_Text shown:_
········
#gitignore #ignore

app fts_gitignore_nuke

CLI tool to find files hidden by .gitignore files so they can be deleted

5 releases

0.1.5 Jun 21, 2020
0.1.4 Jun 15, 2020
0.1.2 Jun 7, 2020
0.1.1 Jun 7, 2020
0.1.0 May 30, 2020

#915 in Command line utilities

36 downloads per month

Unlicense OR MIT

467 lines


fts_gitignore_nuke is a Rust-written CLI tool to find files and folders hidden by .gitignore files so they can be deleted.

This is useful because it allows deleting build output from many projects in one action. All operations are performed manually and git is never invoked. This is because .gitignore files are increasingly used in contexts outside Git. For example Mercurial, perforce or custom tooling may leverage .gitignore files.

Why Create This?

You may be wondering. Why make this at all? Why not run something like git clean -dX? That works, but only in some cases. fts_gitignore_nuke is motivated by a set of requirements.

  1. Delete files across many source repos at once.
  2. Delete files inside Git, Mercurial, and Perforce repos.
  3. Delete files within a monorepo.
  4. Support Windows, macOS, and Linux.

There's no existing tool that supports all my requirements. At home I have dozens of Git repos. At work I have a Mercurial monorepo plus Perforce. I want one tool to rule them all. One simple cmdline invocation that works across all of my personal use cases.

For more information refer to my blog post: Using Rust to Delete Gitignored Cruft.


fts_gitignore_nuke can currently be installed via cargo install fts_gitignore_nuke.


Compile fts_gitignore_nuke and run from or on any directory. No files will be deleted without explicit user inputs.

Default behavior starts from the current directory and tests all children. .gitignore files are stacked and evaluated in LIFO order.

Default behavior does NOT include parent or .gitignore files. Both can be included with --include_parent_ignores and --include_global_ignore respectively.

Deletes files hidden by .gitignore files

    fts_gitignore_nuke.exe [FLAGS] [OPTIONS]

    -b, --benchmark                Auto-quit after walking directory
    -h, --help                     Prints help information
        --include-global-ignore    Include global .gitignore for matches
        --print-errors             Prints errors if encountered
        --print-glob-matches       Prints which glob and which .gitignore matched each path
    -V, --version                  Prints version information

    -d, --directory <directory>            Root directory to start search
        --min-file-size <min-file-size>    Minimum size, in bytes, to nuke [default: 0]
        --num-threads <num-threads>        Number of threads to use. Default: num physical cores
    -r, --root <root>                      Include .gitignores between root and target directory


fts_gitignore_nuke should work for Window, macOS, and Linux. It was written primarily for my personal Windows based use cases. It may require slight modification to support different environments or workflows. Pull requests welcome!
········
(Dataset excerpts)

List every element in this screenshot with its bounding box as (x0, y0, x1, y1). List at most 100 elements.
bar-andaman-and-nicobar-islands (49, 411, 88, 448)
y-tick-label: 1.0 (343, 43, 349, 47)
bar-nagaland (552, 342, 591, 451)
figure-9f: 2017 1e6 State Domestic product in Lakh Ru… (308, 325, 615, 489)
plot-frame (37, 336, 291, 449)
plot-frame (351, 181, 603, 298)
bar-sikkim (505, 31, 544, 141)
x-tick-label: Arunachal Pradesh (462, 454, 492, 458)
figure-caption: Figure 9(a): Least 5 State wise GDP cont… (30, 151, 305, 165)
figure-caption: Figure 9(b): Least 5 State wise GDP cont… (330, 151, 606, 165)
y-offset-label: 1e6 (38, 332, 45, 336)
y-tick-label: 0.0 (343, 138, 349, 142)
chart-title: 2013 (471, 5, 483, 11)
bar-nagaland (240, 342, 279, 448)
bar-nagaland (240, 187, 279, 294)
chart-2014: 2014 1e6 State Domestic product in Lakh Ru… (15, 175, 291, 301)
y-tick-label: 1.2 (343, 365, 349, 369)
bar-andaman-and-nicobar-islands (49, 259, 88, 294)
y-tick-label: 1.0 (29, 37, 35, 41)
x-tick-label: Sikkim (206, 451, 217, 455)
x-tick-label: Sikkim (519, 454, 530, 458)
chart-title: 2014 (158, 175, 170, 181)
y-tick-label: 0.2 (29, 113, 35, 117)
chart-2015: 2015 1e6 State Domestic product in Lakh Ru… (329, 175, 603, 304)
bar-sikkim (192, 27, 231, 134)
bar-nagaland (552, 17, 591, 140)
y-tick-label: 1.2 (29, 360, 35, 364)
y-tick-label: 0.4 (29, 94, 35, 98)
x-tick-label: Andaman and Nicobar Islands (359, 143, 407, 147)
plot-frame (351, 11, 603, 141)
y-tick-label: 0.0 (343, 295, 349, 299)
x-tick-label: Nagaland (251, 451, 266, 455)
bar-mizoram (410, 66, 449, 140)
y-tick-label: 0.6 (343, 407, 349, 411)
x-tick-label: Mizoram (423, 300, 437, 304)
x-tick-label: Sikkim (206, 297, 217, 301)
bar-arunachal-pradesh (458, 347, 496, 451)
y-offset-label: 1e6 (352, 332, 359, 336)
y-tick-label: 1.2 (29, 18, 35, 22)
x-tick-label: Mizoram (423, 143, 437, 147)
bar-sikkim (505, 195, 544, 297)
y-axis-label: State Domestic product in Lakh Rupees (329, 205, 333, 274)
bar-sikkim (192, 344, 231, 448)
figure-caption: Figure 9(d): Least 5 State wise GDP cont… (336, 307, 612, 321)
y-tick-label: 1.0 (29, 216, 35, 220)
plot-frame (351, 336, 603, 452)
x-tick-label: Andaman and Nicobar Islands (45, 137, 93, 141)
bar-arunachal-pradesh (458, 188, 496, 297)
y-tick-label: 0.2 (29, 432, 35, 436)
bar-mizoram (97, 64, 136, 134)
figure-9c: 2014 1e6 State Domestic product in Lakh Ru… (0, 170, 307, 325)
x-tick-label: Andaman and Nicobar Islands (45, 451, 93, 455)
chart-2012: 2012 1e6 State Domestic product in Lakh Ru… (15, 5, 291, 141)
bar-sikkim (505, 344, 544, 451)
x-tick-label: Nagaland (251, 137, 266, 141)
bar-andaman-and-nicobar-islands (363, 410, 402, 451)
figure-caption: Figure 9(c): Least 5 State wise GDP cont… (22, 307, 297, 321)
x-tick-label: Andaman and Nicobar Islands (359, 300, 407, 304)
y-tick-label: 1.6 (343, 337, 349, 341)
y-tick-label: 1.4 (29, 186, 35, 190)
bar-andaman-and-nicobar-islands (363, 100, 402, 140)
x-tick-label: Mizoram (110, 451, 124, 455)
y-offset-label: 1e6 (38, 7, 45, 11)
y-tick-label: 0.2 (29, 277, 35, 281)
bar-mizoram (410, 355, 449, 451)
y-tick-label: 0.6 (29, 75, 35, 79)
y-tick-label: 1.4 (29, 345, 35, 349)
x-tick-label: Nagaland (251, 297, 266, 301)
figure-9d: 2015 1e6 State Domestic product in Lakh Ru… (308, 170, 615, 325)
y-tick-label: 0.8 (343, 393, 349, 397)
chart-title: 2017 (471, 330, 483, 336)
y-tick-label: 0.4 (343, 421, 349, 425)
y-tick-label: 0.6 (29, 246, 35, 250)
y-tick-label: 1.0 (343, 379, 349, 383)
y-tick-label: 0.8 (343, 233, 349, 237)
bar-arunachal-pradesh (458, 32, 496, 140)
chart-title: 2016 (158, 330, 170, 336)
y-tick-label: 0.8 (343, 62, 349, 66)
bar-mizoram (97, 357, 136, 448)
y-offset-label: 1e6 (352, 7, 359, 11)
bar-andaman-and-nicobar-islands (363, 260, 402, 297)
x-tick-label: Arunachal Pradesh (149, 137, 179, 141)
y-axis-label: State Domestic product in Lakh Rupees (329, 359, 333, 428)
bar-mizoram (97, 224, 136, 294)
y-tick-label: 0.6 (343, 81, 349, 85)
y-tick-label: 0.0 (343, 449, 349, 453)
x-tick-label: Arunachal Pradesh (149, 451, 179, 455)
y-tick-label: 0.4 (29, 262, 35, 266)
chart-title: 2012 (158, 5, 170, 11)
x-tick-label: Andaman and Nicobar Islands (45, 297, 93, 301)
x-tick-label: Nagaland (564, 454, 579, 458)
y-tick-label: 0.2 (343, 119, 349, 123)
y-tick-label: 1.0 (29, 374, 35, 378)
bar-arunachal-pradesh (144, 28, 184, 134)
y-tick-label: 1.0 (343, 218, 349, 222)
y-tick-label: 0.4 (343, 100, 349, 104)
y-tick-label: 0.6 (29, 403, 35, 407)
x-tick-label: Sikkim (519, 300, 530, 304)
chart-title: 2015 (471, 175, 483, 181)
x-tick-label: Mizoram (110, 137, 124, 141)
········
_Instructions:_
- 1) Translate into Spanish this sentence from the fts_gitignore_nuke description: "All operations are performed manually and git is never invoked."
- 2) Reproduce the portion of the fts_gitignore_nuke description starting at "Why Create This?" and ending at "within a monorepo.".

_Answers to the problems:_
- 1) Todas las operaciones se realizan manualmente y nunca se invoca git.

- 2)
Why Create This?

You may be wondering. Why make this at all? Why not run something like git clean -dX? That works, but only in some cases. fts_gitignore_nuke is motivated by a set of requirements.

  1. Delete files across many source repos at once.
  2. Delete files inside Git, Mercurial, and Perforce repos.
  3. Delete files within a monorepo.